→ **Instruction**: Pull out every line in the data that has the string "OWNER" in it.

— start of The records —

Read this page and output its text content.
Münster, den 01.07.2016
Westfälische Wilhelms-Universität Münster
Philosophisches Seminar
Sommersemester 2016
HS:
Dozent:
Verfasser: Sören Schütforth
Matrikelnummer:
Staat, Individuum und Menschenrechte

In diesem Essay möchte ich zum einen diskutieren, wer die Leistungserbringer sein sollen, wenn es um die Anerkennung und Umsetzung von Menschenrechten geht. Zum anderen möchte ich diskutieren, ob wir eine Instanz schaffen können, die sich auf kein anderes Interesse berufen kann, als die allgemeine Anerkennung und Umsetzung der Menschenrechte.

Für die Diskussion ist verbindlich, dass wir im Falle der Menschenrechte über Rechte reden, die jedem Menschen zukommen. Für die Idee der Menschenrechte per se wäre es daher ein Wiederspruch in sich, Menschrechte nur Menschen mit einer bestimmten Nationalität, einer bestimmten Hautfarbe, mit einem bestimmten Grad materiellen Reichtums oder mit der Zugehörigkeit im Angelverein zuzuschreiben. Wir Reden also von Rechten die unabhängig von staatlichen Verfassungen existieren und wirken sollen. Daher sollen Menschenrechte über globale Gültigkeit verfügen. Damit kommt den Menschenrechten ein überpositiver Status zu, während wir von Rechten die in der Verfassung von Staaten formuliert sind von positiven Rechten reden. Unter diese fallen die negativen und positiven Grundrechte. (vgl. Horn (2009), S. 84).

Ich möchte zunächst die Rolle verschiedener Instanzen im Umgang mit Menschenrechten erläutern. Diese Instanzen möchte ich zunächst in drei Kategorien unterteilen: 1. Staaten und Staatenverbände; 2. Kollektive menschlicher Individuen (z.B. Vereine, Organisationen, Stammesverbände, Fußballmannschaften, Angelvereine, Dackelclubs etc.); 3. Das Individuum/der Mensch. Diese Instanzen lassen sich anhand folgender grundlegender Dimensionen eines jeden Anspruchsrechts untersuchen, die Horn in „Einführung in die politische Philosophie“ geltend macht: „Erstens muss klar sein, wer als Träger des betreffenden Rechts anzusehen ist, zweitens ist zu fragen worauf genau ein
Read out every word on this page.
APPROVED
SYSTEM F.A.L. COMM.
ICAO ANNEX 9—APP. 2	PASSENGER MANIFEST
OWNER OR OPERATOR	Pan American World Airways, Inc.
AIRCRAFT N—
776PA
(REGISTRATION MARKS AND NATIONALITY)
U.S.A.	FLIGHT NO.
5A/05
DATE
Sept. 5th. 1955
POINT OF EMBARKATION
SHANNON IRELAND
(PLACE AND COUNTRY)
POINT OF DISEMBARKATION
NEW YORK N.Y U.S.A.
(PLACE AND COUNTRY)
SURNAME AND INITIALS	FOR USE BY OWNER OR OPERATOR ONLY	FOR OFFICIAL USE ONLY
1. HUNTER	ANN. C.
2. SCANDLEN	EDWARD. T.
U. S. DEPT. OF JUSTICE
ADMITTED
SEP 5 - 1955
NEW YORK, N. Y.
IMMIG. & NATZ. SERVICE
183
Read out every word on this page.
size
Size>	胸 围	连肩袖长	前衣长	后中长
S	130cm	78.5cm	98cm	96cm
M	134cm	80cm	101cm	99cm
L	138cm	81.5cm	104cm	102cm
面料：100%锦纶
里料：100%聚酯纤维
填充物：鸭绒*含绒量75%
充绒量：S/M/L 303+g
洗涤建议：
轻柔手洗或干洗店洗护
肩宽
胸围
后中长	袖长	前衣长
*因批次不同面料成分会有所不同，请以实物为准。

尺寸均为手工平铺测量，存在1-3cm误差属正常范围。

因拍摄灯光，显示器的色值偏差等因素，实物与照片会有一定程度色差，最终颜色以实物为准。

— end of The records —

→ **Written answer**:
OWNER OR OPERATOR	Pan American World Airways, Inc.
SURNAME AND INITIALS	FOR USE BY OWNER OR OPERATOR ONLY	FOR OFFICIAL USE ONLY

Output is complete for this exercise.